**TASK:** Below are the records; pull every line that includes "передаче".

<<<<

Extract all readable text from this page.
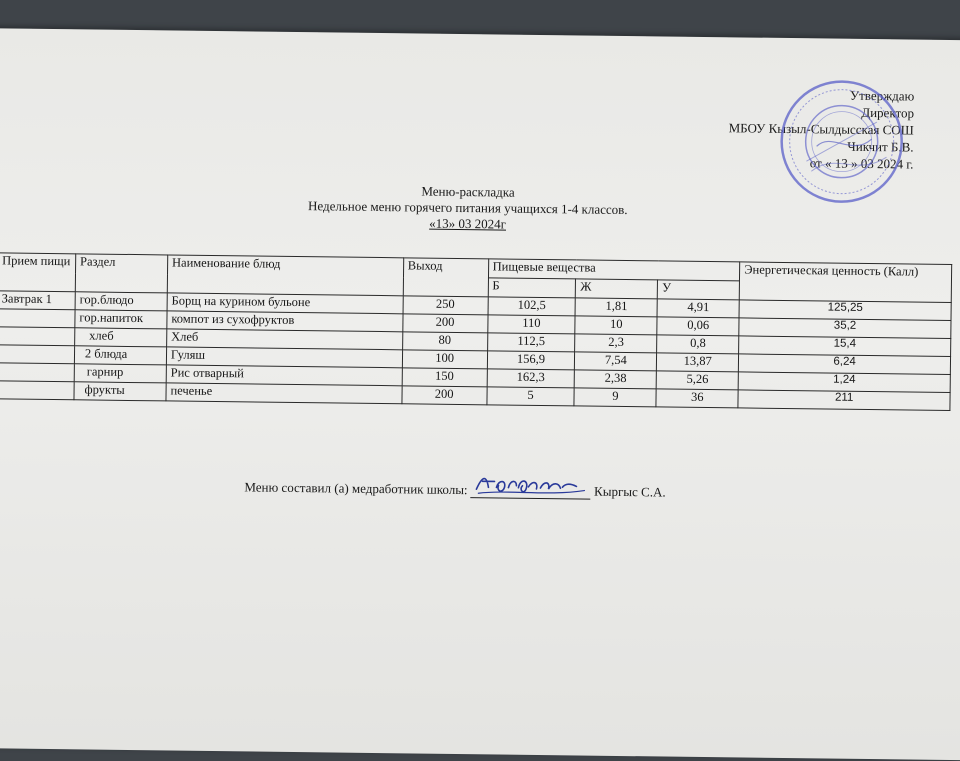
Утверждаю
Директор
МБОУ Кызыл-Сылдысская СОШ
Чикчит Б.В.
от « 13 » 03 2024 г.
Меню-раскладка
Недельное меню горячего питания учащихся 1-4 классов.
«13» 03 2024г
Прием пищи	Раздел	Наименование блюд	Выход	Пищевые вещества			Энергетическая ценность (Калл)
				Б	Ж	У	
Завтрак 1	гор.блюдо	Борщ на курином бульоне	250	102,5	1,81	4,91	125,25
	гор.напиток	компот из сухофруктов	200	110	10	0,06	35,2
	хлеб	Хлеб	80	112,5	2,3	0,8	15,4
	2 блюда	Гуляш	100	156,9	7,54	13,87	6,24
	гарнир	Рис отварный	150	162,3	2,38	5,26	1,24
	фрукты	печенье	200	5	9	36	211
Меню составил (а) медработник школы:	Кыргыс С.А.
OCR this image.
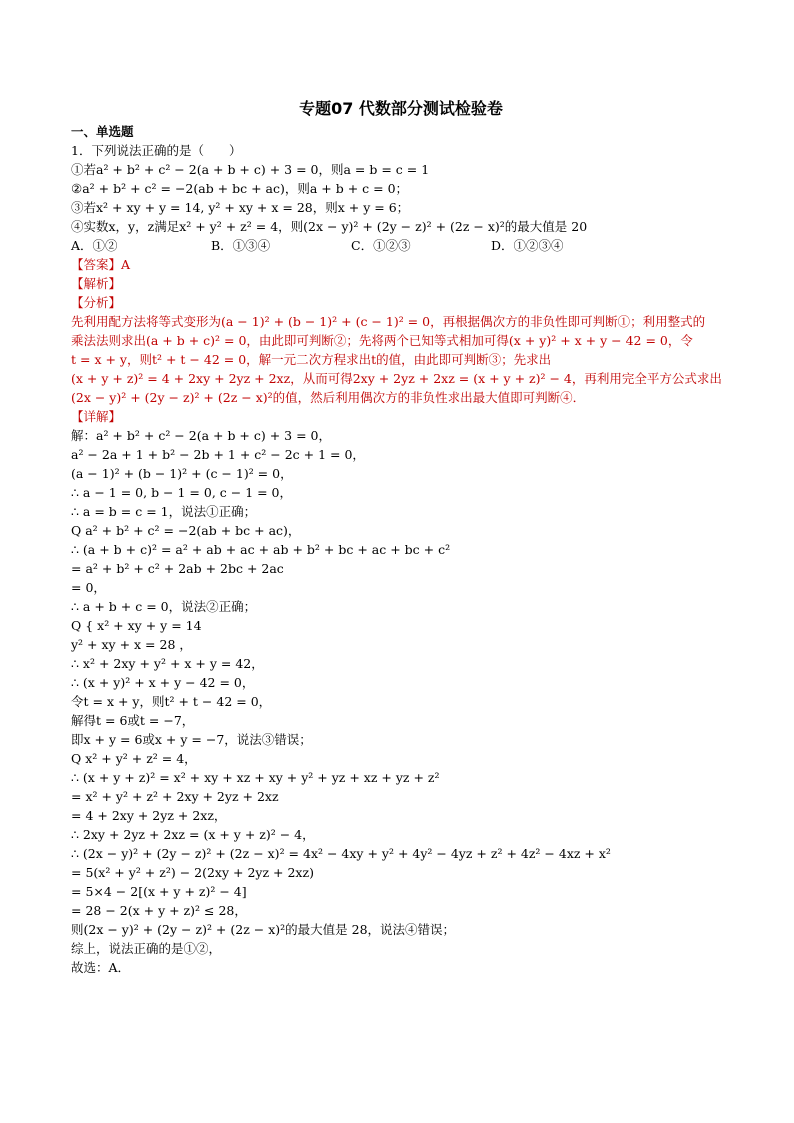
专题07 代数部分测试检验卷
一、单选题
1．下列说法正确的是（　　）
①若a² + b² + c² − 2(a + b + c) + 3 = 0，则a = b = c = 1
②a² + b² + c² = −2(ab + bc + ac)，则a + b + c = 0；
③若x² + xy + y = 14, y² + xy + x = 28，则x + y = 6；
④实数x，y，z满足x² + y² + z² = 4，则(2x − y)² + (2y − z)² + (2z − x)²的最大值是 20
A．①②	B．①③④	C．①②③	D．①②③④
【答案】A
【解析】
【分析】
先利用配方法将等式变形为(a − 1)² + (b − 1)² + (c − 1)² = 0，再根据偶次方的非负性即可判断①；利用整式的
乘法法则求出(a + b + c)² = 0，由此即可判断②；先将两个已知等式相加可得(x + y)² + x + y − 42 = 0，令
t = x + y，则t² + t − 42 = 0，解一元二次方程求出t的值，由此即可判断③；先求出
(x + y + z)² = 4 + 2xy + 2yz + 2xz，从而可得2xy + 2yz + 2xz = (x + y + z)² − 4，再利用完全平方公式求出
(2x − y)² + (2y − z)² + (2z − x)²的值，然后利用偶次方的非负性求出最大值即可判断④．
【详解】
解：a² + b² + c² − 2(a + b + c) + 3 = 0，
a² − 2a + 1 + b² − 2b + 1 + c² − 2c + 1 = 0，
(a − 1)² + (b − 1)² + (c − 1)² = 0，
∴ a − 1 = 0, b − 1 = 0, c − 1 = 0，
∴ a = b = c = 1，说法①正确；
Q a² + b² + c² = −2(ab + bc + ac)，
∴ (a + b + c)² = a² + ab + ac + ab + b² + bc + ac + bc + c²
= a² + b² + c² + 2ab + 2bc + 2ac
= 0，
∴ a + b + c = 0，说法②正确；
Q { x² + xy + y = 14
y² + xy + x = 28 ，
∴ x² + 2xy + y² + x + y = 42，
∴ (x + y)² + x + y − 42 = 0，
令t = x + y，则t² + t − 42 = 0，
解得t = 6或t = −7，
即x + y = 6或x + y = −7，说法③错误；
Q x² + y² + z² = 4，
∴ (x + y + z)² = x² + xy + xz + xy + y² + yz + xz + yz + z²
= x² + y² + z² + 2xy + 2yz + 2xz
= 4 + 2xy + 2yz + 2xz，
∴ 2xy + 2yz + 2xz = (x + y + z)² − 4，
∴ (2x − y)² + (2y − z)² + (2z − x)² = 4x² − 4xy + y² + 4y² − 4yz + z² + 4z² − 4xz + x²
= 5(x² + y² + z²) − 2(2xy + 2yz + 2xz)
= 5×4 − 2[(x + y + z)² − 4]
= 28 − 2(x + y + z)² ≤ 28，
则(2x − y)² + (2y − z)² + (2z − x)²的最大值是 28，说法④错误；
综上，说法正确的是①②，
故选：A．
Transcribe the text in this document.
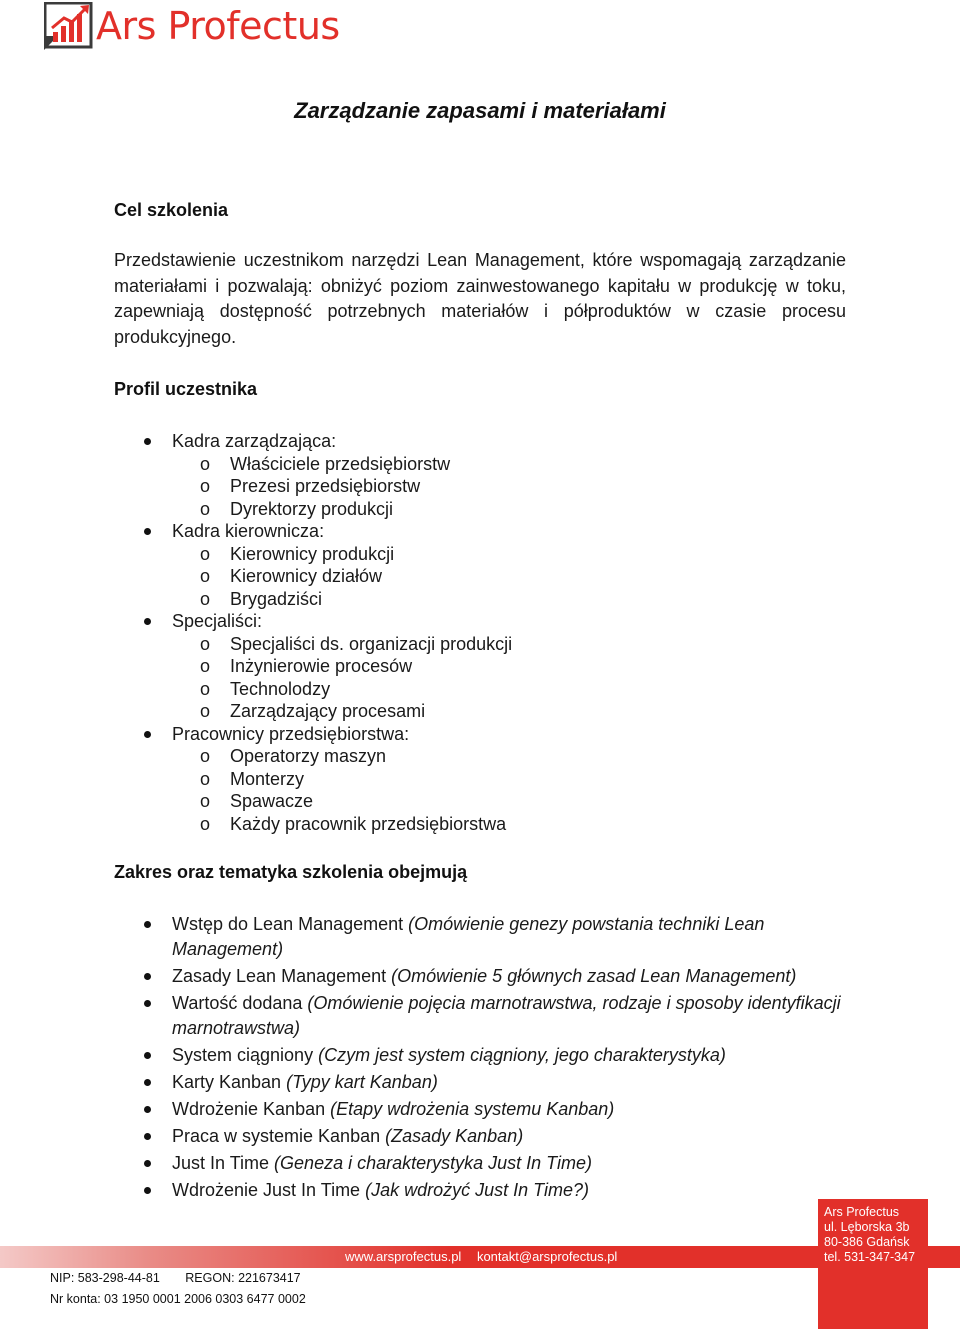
Ars Profectus
Zarządzanie zapasami i materiałami
Cel szkolenia

Przedstawienie uczestnikom narzędzi Lean Management, które wspomagają zarządzanie materiałami i pozwalają: obniżyć poziom zainwestowanego kapitału w produkcję w toku, zapewniają dostępność potrzebnych materiałów i półproduktów w czasie procesu produkcyjnego.

Profil uczestnika
Kadra zarządzająca:
o Właściciele przedsiębiorstw
o Prezesi przedsiębiorstw
o Dyrektorzy produkcji
Kadra kierownicza:
o Kierownicy produkcji
o Kierownicy działów
o Brygadziści
Specjaliści:
o Specjaliści ds. organizacji produkcji
o Inżynierowie procesów
o Technolodzy
o Zarządzający procesami
Pracownicy przedsiębiorstwa:
o Operatorzy maszyn
o Monterzy
o Spawacze
o Każdy pracownik przedsiębiorstwa
Zakres oraz tematyka szkolenia obejmują
Wstęp do Lean Management (Omówienie genezy powstania techniki Lean Management)
Zasady Lean Management (Omówienie 5 głównych zasad Lean Management)
Wartość dodana (Omówienie pojęcia marnotrawstwa, rodzaje i sposoby identyfikacji marnotrawstwa)
System ciągniony (Czym jest system ciągniony, jego charakterystyka)
Karty Kanban (Typy kart Kanban)
Wdrożenie Kanban (Etapy wdrożenia systemu Kanban)
Praca w systemie Kanban (Zasady Kanban)
Just In Time (Geneza i charakterystyka Just In Time)
Wdrożenie Just In Time (Jak wdrożyć Just In Time?)
www.arsprofectus.pl kontakt@arsprofectus.pl
Ars Profectus
ul. Lęborska 3b
80-386 Gdańsk
tel. 531-347-347
NIP: 583-298-44-81 REGON: 221673417
Nr konta: 03 1950 0001 2006 0303 6477 0002
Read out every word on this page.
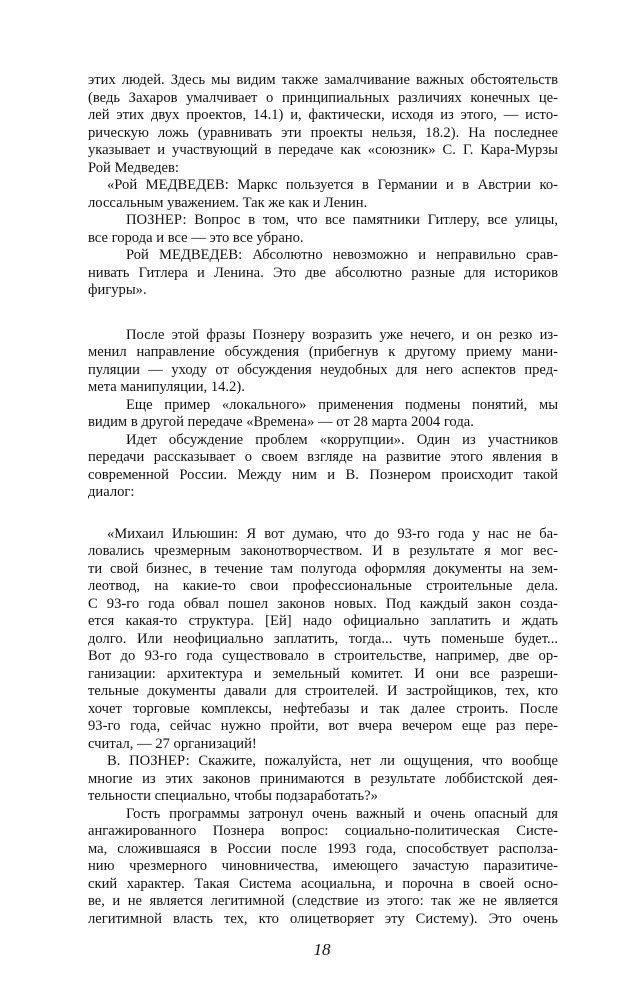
этих людей. Здесь мы видим также замалчивание важных обстоятельств
(ведь Захаров умалчивает о принципиальных различиях конечных це-
лей этих двух проектов, 14.1) и, фактически, исходя из этого, — истo-
рическую ложь (уравнивать эти проекты нельзя, 18.2). На последнее
указывает и участвующий в передаче как «союзник» С. Г. Кара-Мурзы
Рой Медведев:
«Рой МЕДВЕДЕВ: Маркс пользуется в Германии и в Австрии ко-
лоссальным уважением. Так же как и Ленин.
ПОЗНЕР: Вопрос в том, что все памятники Гитлеру, все улицы,
все города и все — это все убрано.
Рой МЕДВЕДЕВ: Абсолютно невозможно и неправильно срав-
нивать Гитлера и Ленина. Это две абсолютно разные для историков
фигуры».
После этой фразы Познеру возразить уже нечего, и он резко из-
менил направление обсуждения (прибегнув к другому приему мани-
пуляции — уходу от обсуждения неудобных для него аспектов пред-
мета манипуляции, 14.2).
Еще пример «локального» применения подмены понятий, мы
видим в другой передаче «Времена» — от 28 марта 2004 года.
Идет обсуждение проблем «коррупции». Один из участников
передачи рассказывает о своем взгляде на развитие этого явления в
современной России. Между ним и В. Познером происходит такой
диалог:
«Михаил Ильюшин: Я вот думаю, что до 93-го года у нас не ба-
ловались чрезмерным законотворчеством. И в результате я мог вес-
ти свой бизнес, в течение там полугода оформляя документы на зем-
леотвод, на какие-то свои профессиональные строительные дела.
С 93-го года обвал пошел законов новых. Под каждый закон созда-
ется какая-то структура. [Ей] надо официально заплатить и ждать
долго. Или неофициально заплатить, тогда... чуть поменьше будет...
Вот до 93-го года существовало в строительстве, например, две ор-
ганизации: архитектура и земельный комитет. И они все разреши-
тельные документы давали для строителей. И застройщиков, тех, кто
хочет торговые комплексы, нефтебазы и так далее строить. После
93-го года, сейчас нужно пройти, вот вчера вечером еще раз пере-
считал, — 27 организаций!
В. ПОЗНЕР: Скажите, пожалуйста, нет ли ощущения, что вообще
многие из этих законов принимаются в результате лоббистской дея-
тельности специально, чтобы подзаработать?»
Гость программы затронул очень важный и очень опасный для
ангажированного Познера вопрос: социально-политическая Систе-
ма, сложившаяся в России после 1993 года, способствует расползa-
нию чрезмерного чиновничества, имеющего зачастую паразитичe-
ский характер. Такая Система асоциальна, и порочна в своей осно-
ве, и не является легитимной (следствие из этого: так же не является
легитимной власть тех, кто олицетворяет эту Систему). Это очень
18
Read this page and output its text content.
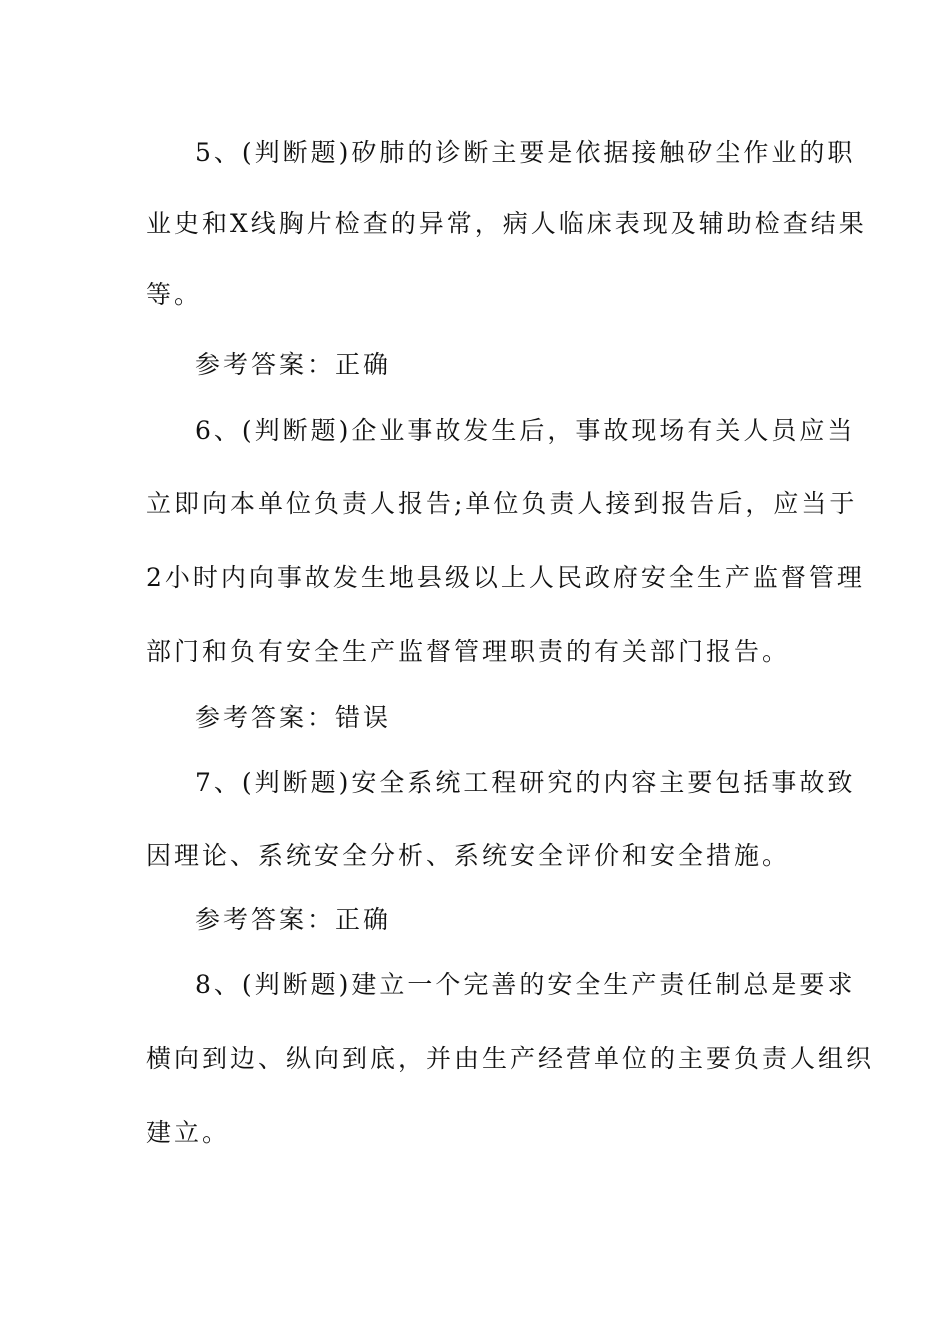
5、(判断题)矽肺的诊断主要是依据接触矽尘作业的职
业史和X线胸片检查的异常，病人临床表现及辅助检查结果
等。
参考答案：正确
6、(判断题)企业事故发生后，事故现场有关人员应当
立即向本单位负责人报告;单位负责人接到报告后，应当于
2小时内向事故发生地县级以上人民政府安全生产监督管理
部门和负有安全生产监督管理职责的有关部门报告。
参考答案：错误
7、(判断题)安全系统工程研究的内容主要包括事故致
因理论、系统安全分析、系统安全评价和安全措施。
参考答案：正确
8、(判断题)建立一个完善的安全生产责任制总是要求
横向到边、纵向到底，并由生产经营单位的主要负责人组织
建立。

>>>>

**ANSWER IN FULL:**
указывает и участвующий в передаче как «союзник» С. Г. Кара-Мурзы
видим в другой передаче «Времена» — от 28 марта 2004 года.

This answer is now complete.